**DATA PROVIDED**

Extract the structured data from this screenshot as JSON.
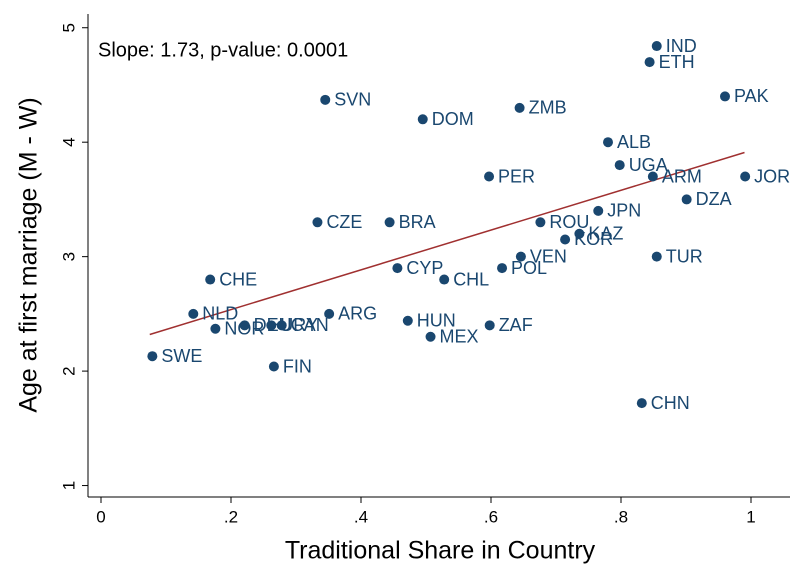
{
  "chart_data": {
    "type": "scatter",
    "annotation": "Slope: 1.73, p-value: 0.0001",
    "x_label": "Traditional Share in Country",
    "y_label": "Age at first marriage (M - W)",
    "color": "#1a476f",
    "labels": [
      "IND",
      "ETH",
      "PAK",
      "SVN",
      "ZMB",
      "DOM",
      "ALB",
      "UGA",
      "PER",
      "ARM",
      "JOR",
      "DZA",
      "JPN",
      "CZE",
      "BRA",
      "ROU",
      "KAZ",
      "KOR",
      "TUR",
      "VEN",
      "CYP",
      "POL",
      "CHE",
      "CHL",
      "ARG",
      "NLD",
      "HUN",
      "ZAF",
      "DEU",
      "URY",
      "CAN",
      "NOR",
      "MEX",
      "SWE",
      "FIN",
      "CHN"
    ],
    "x": [
      0.855,
      0.844,
      0.96,
      0.345,
      0.644,
      0.495,
      0.78,
      0.798,
      0.597,
      0.849,
      0.991,
      0.901,
      0.765,
      0.333,
      0.444,
      0.676,
      0.736,
      0.714,
      0.855,
      0.646,
      0.456,
      0.617,
      0.168,
      0.528,
      0.351,
      0.142,
      0.472,
      0.598,
      0.221,
      0.262,
      0.278,
      0.176,
      0.507,
      0.079,
      0.266,
      0.832
    ],
    "values": [
      4.84,
      4.7,
      4.4,
      4.37,
      4.3,
      4.2,
      4.0,
      3.8,
      3.7,
      3.7,
      3.7,
      3.5,
      3.4,
      3.3,
      3.3,
      3.3,
      3.2,
      3.15,
      3.0,
      3.0,
      2.9,
      2.9,
      2.8,
      2.8,
      2.5,
      2.5,
      2.44,
      2.4,
      2.4,
      2.4,
      2.4,
      2.37,
      2.3,
      2.13,
      2.04,
      1.72
    ],
    "fit_line": {
      "color": "#a03030",
      "x": [
        0.075,
        0.99
      ],
      "y": [
        2.32,
        3.91
      ]
    },
    "xlim": [
      -0.02,
      1.06
    ],
    "ylim": [
      0.9,
      5.12
    ],
    "xticks": [
      0,
      {
        "value": 0.2,
        "label": ".2"
      },
      {
        "value": 0.4,
        "label": ".4"
      },
      {
        "value": 0.6,
        "label": ".6"
      },
      {
        "value": 0.8,
        "label": ".8"
      },
      1
    ],
    "yticks": [
      1,
      2,
      3,
      4,
      5
    ]
  }
}
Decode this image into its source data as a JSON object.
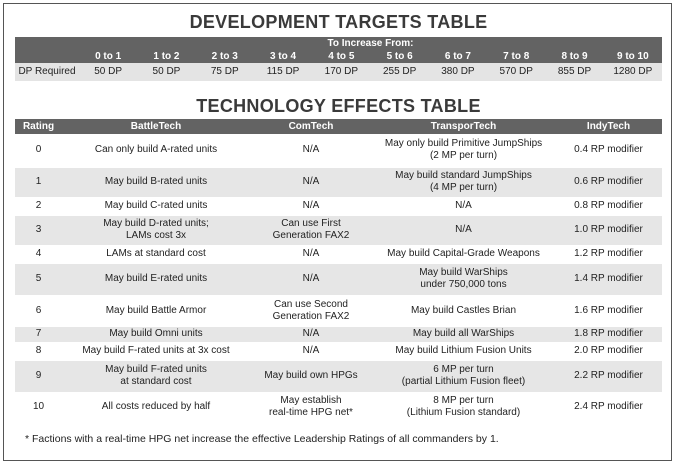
{
  "development_table": {
    "title": "DEVELOPMENT TARGETS TABLE",
    "header": "To Increase From:",
    "columns": [
      "0 to 1",
      "1 to 2",
      "2 to 3",
      "3 to 4",
      "4 to 5",
      "5 to 6",
      "6 to 7",
      "7 to 8",
      "8 to 9",
      "9 to 10"
    ],
    "row_label": "DP Required",
    "row": [
      "50 DP",
      "50 DP",
      "75 DP",
      "115 DP",
      "170 DP",
      "255 DP",
      "380 DP",
      "570 DP",
      "855 DP",
      "1280 DP"
    ]
  },
  "technology_table": {
    "title": "TECHNOLOGY EFFECTS TABLE",
    "columns": [
      "Rating",
      "BattleTech",
      "ComTech",
      "TransporTech",
      "IndyTech"
    ],
    "rows": [
      [
        "0",
        "Can only build A-rated units",
        "N/A",
        "May only build Primitive JumpShips\n(2 MP per turn)",
        "0.4 RP modifier"
      ],
      [
        "1",
        "May build B-rated units",
        "N/A",
        "May build standard JumpShips\n(4 MP per turn)",
        "0.6 RP modifier"
      ],
      [
        "2",
        "May build C-rated units",
        "N/A",
        "N/A",
        "0.8 RP modifier"
      ],
      [
        "3",
        "May build D-rated units;\nLAMs cost 3x",
        "Can use First\nGeneration FAX2",
        "N/A",
        "1.0 RP modifier"
      ],
      [
        "4",
        "LAMs at standard cost",
        "N/A",
        "May build Capital-Grade Weapons",
        "1.2 RP modifier"
      ],
      [
        "5",
        "May build E-rated units",
        "N/A",
        "May build WarShips\nunder 750,000 tons",
        "1.4 RP modifier"
      ],
      [
        "6",
        "May build Battle Armor",
        "Can use Second\nGeneration FAX2",
        "May build Castles Brian",
        "1.6 RP modifier"
      ],
      [
        "7",
        "May build Omni units",
        "N/A",
        "May build all WarShips",
        "1.8 RP modifier"
      ],
      [
        "8",
        "May build F-rated units at 3x cost",
        "N/A",
        "May build Lithium Fusion Units",
        "2.0 RP modifier"
      ],
      [
        "9",
        "May build F-rated units\nat standard cost",
        "May build own HPGs",
        "6 MP per turn\n(partial Lithium Fusion fleet)",
        "2.2 RP modifier"
      ],
      [
        "10",
        "All costs reduced by half",
        "May establish\nreal-time HPG net*",
        "8 MP per turn\n(Lithium Fusion standard)",
        "2.4 RP modifier"
      ]
    ],
    "footnote": "* Factions with a real-time HPG net increase the effective Leadership Ratings of all commanders by 1."
  }
}
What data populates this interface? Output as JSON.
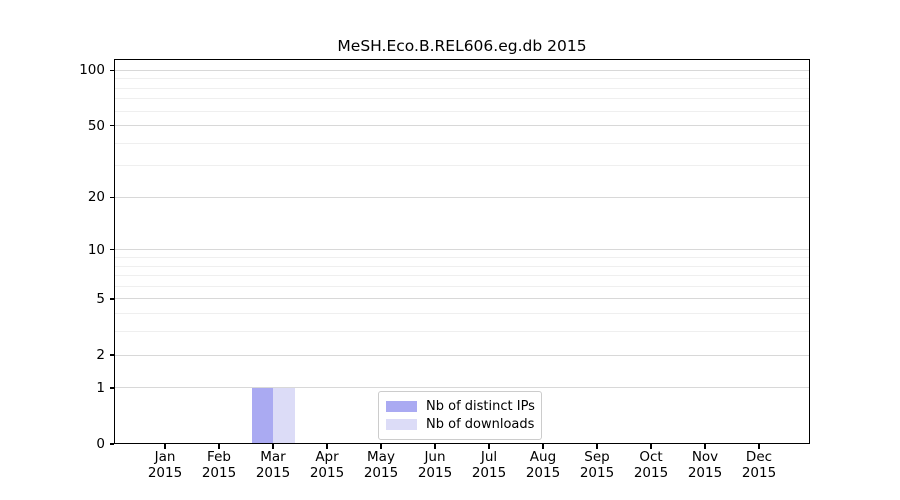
{
  "chart_data": {
    "type": "bar",
    "title": "MeSH.Eco.B.REL606.eg.db 2015",
    "categories": [
      "Jan",
      "Feb",
      "Mar",
      "Apr",
      "May",
      "Jun",
      "Jul",
      "Aug",
      "Sep",
      "Oct",
      "Nov",
      "Dec"
    ],
    "category_year": "2015",
    "series": [
      {
        "name": "Nb of distinct IPs",
        "color": "#aaaaf2",
        "values": [
          0,
          0,
          1,
          0,
          0,
          0,
          0,
          0,
          0,
          0,
          0,
          0
        ]
      },
      {
        "name": "Nb of downloads",
        "color": "#dcdcf7",
        "values": [
          0,
          0,
          1,
          0,
          0,
          0,
          0,
          0,
          0,
          0,
          0,
          0
        ]
      }
    ],
    "y_scale": "log10(1+y)",
    "ylim": [
      0,
      115
    ],
    "y_major_ticks": [
      100,
      50,
      20,
      10,
      5,
      2,
      1,
      0
    ],
    "y_minor_gridlines": [
      3,
      4,
      6,
      7,
      8,
      9,
      30,
      40,
      60,
      70,
      80,
      90
    ],
    "grid": "horizontal",
    "legend_position": "bottom-center",
    "xlabel": "",
    "ylabel": ""
  },
  "colors": {
    "background": "#ffffff",
    "axis": "#000000",
    "major_grid": "#d8d8d8",
    "minor_grid": "#efefef",
    "legend_border": "#cccccc",
    "text": "#000000"
  }
}
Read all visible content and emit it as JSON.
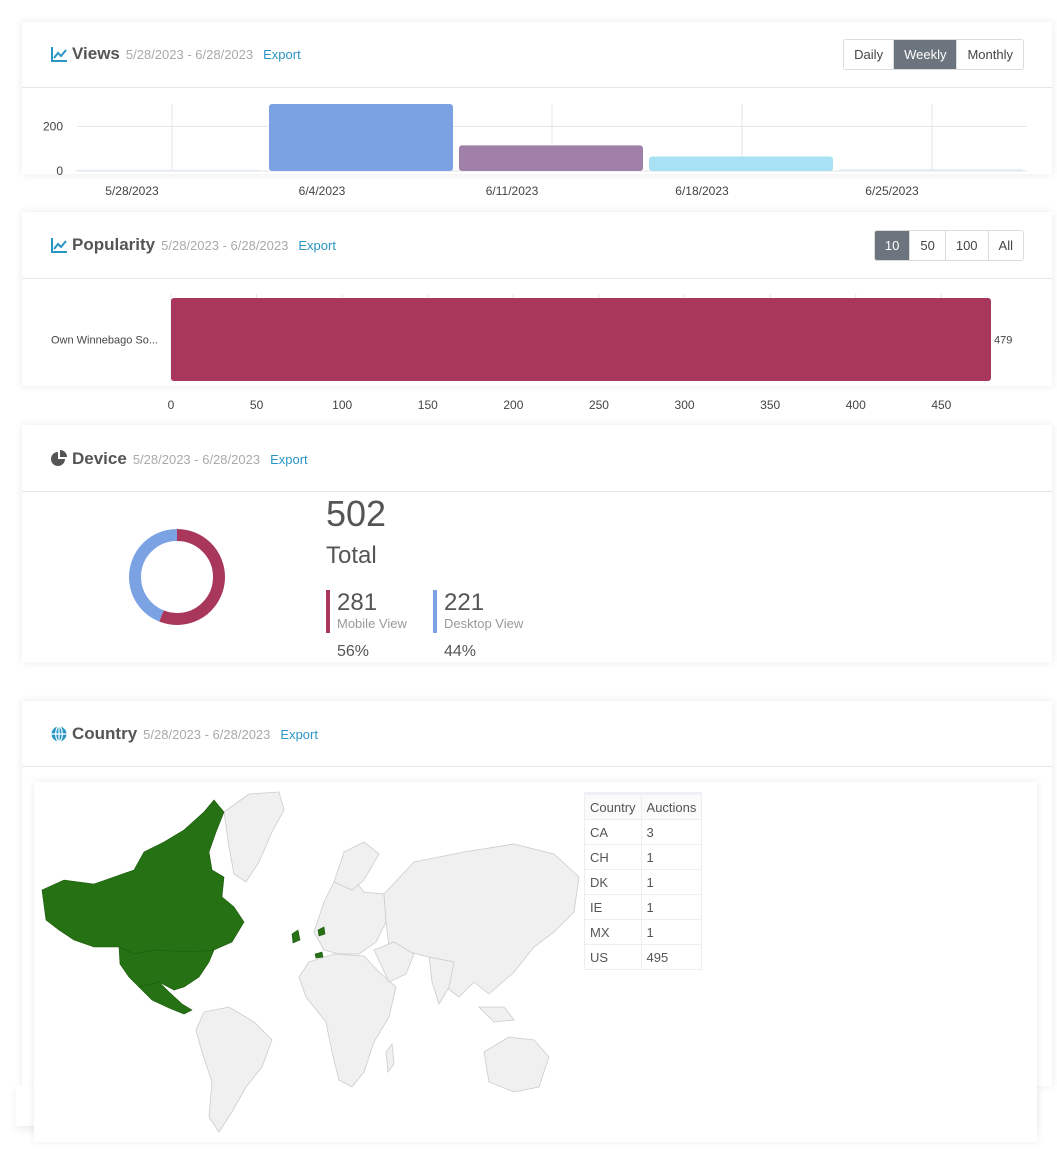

**WHAT IS EXPECTED**
Keep the pictures out of the copy and return the rest of the data above exactly.

**REPLY TO THE EXERCISE**
Extract the structured data from this screenshot as JSON.
{
  "chart_data": {
    "type": "scatter",
    "annotation": "Slope: 1.73, p-value: 0.0001",
    "x_label": "Traditional Share in Country",
    "y_label": "Age at first marriage (M - W)",
    "color": "#1a476f",
    "labels": [
      "IND",
      "ETH",
      "PAK",
      "SVN",
      "ZMB",
      "DOM",
      "ALB",
      "UGA",
      "PER",
      "ARM",
      "JOR",
      "DZA",
      "JPN",
      "CZE",
      "BRA",
      "ROU",
      "KAZ",
      "KOR",
      "TUR",
      "VEN",
      "CYP",
      "POL",
      "CHE",
      "CHL",
      "ARG",
      "NLD",
      "HUN",
      "ZAF",
      "DEU",
      "URY",
      "CAN",
      "NOR",
      "MEX",
      "SWE",
      "FIN",
      "CHN"
    ],
    "x": [
      0.855,
      0.844,
      0.96,
      0.345,
      0.644,
      0.495,
      0.78,
      0.798,
      0.597,
      0.849,
      0.991,
      0.901,
      0.765,
      0.333,
      0.444,
      0.676,
      0.736,
      0.714,
      0.855,
      0.646,
      0.456,
      0.617,
      0.168,
      0.528,
      0.351,
      0.142,
      0.472,
      0.598,
      0.221,
      0.262,
      0.278,
      0.176,
      0.507,
      0.079,
      0.266,
      0.832
    ],
    "values": [
      4.84,
      4.7,
      4.4,
      4.37,
      4.3,
      4.2,
      4.0,
      3.8,
      3.7,
      3.7,
      3.7,
      3.5,
      3.4,
      3.3,
      3.3,
      3.3,
      3.2,
      3.15,
      3.0,
      3.0,
      2.9,
      2.9,
      2.8,
      2.8,
      2.5,
      2.5,
      2.44,
      2.4,
      2.4,
      2.4,
      2.4,
      2.37,
      2.3,
      2.13,
      2.04,
      1.72
    ],
    "fit_line": {
      "color": "#a03030",
      "x": [
        0.075,
        0.99
      ],
      "y": [
        2.32,
        3.91
      ]
    },
    "xlim": [
      -0.02,
      1.06
    ],
    "ylim": [
      0.9,
      5.12
    ],
    "xticks": [
      0,
      {
        "value": 0.2,
        "label": ".2"
      },
      {
        "value": 0.4,
        "label": ".4"
      },
      {
        "value": 0.6,
        "label": ".6"
      },
      {
        "value": 0.8,
        "label": ".8"
      },
      1
    ],
    "yticks": [
      1,
      2,
      3,
      4,
      5
    ]
  }
}
Decode this image into its source data as a JSON object.
{
  "development_table": {
    "title": "DEVELOPMENT TARGETS TABLE",
    "header": "To Increase From:",
    "columns": [
      "0 to 1",
      "1 to 2",
      "2 to 3",
      "3 to 4",
      "4 to 5",
      "5 to 6",
      "6 to 7",
      "7 to 8",
      "8 to 9",
      "9 to 10"
    ],
    "row_label": "DP Required",
    "row": [
      "50 DP",
      "50 DP",
      "75 DP",
      "115 DP",
      "170 DP",
      "255 DP",
      "380 DP",
      "570 DP",
      "855 DP",
      "1280 DP"
    ]
  },
  "technology_table": {
    "title": "TECHNOLOGY EFFECTS TABLE",
    "columns": [
      "Rating",
      "BattleTech",
      "ComTech",
      "TransporTech",
      "IndyTech"
    ],
    "rows": [
      [
        "0",
        "Can only build A-rated units",
        "N/A",
        "May only build Primitive JumpShips\n(2 MP per turn)",
        "0.4 RP modifier"
      ],
      [
        "1",
        "May build B-rated units",
        "N/A",
        "May build standard JumpShips\n(4 MP per turn)",
        "0.6 RP modifier"
      ],
      [
        "2",
        "May build C-rated units",
        "N/A",
        "N/A",
        "0.8 RP modifier"
      ],
      [
        "3",
        "May build D-rated units;\nLAMs cost 3x",
        "Can use First\nGeneration FAX2",
        "N/A",
        "1.0 RP modifier"
      ],
      [
        "4",
        "LAMs at standard cost",
        "N/A",
        "May build Capital-Grade Weapons",
        "1.2 RP modifier"
      ],
      [
        "5",
        "May build E-rated units",
        "N/A",
        "May build WarShips\nunder 750,000 tons",
        "1.4 RP modifier"
      ],
      [
        "6",
        "May build Battle Armor",
        "Can use Second\nGeneration FAX2",
        "May build Castles Brian",
        "1.6 RP modifier"
      ],
      [
        "7",
        "May build Omni units",
        "N/A",
        "May build all WarShips",
        "1.8 RP modifier"
      ],
      [
        "8",
        "May build F-rated units at 3x cost",
        "N/A",
        "May build Lithium Fusion Units",
        "2.0 RP modifier"
      ],
      [
        "9",
        "May build F-rated units\nat standard cost",
        "May build own HPGs",
        "6 MP per turn\n(partial Lithium Fusion fleet)",
        "2.2 RP modifier"
      ],
      [
        "10",
        "All costs reduced by half",
        "May establish\nreal-time HPG net*",
        "8 MP per turn\n(Lithium Fusion standard)",
        "2.4 RP modifier"
      ]
    ],
    "footnote": "* Factions with a real-time HPG net increase the effective Leadership Ratings of all commanders by 1."
  }
}
What data populates this interface? Output as JSON.
{
  "chart_data": {
    "type": "bar",
    "title": "MeSH.Eco.B.REL606.eg.db 2015",
    "categories": [
      "Jan",
      "Feb",
      "Mar",
      "Apr",
      "May",
      "Jun",
      "Jul",
      "Aug",
      "Sep",
      "Oct",
      "Nov",
      "Dec"
    ],
    "category_year": "2015",
    "series": [
      {
        "name": "Nb of distinct IPs",
        "color": "#aaaaf2",
        "values": [
          0,
          0,
          1,
          0,
          0,
          0,
          0,
          0,
          0,
          0,
          0,
          0
        ]
      },
      {
        "name": "Nb of downloads",
        "color": "#dcdcf7",
        "values": [
          0,
          0,
          1,
          0,
          0,
          0,
          0,
          0,
          0,
          0,
          0,
          0
        ]
      }
    ],
    "y_scale": "log10(1+y)",
    "ylim": [
      0,
      115
    ],
    "y_major_ticks": [
      100,
      50,
      20,
      10,
      5,
      2,
      1,
      0
    ],
    "y_minor_gridlines": [
      3,
      4,
      6,
      7,
      8,
      9,
      30,
      40,
      60,
      70,
      80,
      90
    ],
    "grid": "horizontal",
    "legend_position": "bottom-center",
    "xlabel": "",
    "ylabel": ""
  },
  "colors": {
    "background": "#ffffff",
    "axis": "#000000",
    "major_grid": "#d8d8d8",
    "minor_grid": "#efefef",
    "legend_border": "#cccccc",
    "text": "#000000"
  }
}
Read all visible content and emit it as JSON.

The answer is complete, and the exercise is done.